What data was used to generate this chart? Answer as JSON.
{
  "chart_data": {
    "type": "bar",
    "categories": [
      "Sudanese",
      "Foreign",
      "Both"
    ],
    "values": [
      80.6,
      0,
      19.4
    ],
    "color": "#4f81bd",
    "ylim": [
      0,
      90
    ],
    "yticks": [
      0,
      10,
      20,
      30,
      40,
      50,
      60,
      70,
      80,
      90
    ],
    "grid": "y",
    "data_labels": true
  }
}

[Stated problem]: Reproduce the entries above in full by retyping them exactly.

[Completed task]:
What data was used to generate this chart? Answer as JSON.
{
  "chart_data": {
    "type": "bar",
    "categories": [
      "Sudanese",
      "Foreign",
      "Both"
    ],
    "values": [
      80.6,
      0,
      19.4
    ],
    "color": "#4f81bd",
    "ylim": [
      0,
      90
    ],
    "yticks": [
      0,
      10,
      20,
      30,
      40,
      50,
      60,
      70,
      80,
      90
    ],
    "grid": "y",
    "data_labels": true
  }
}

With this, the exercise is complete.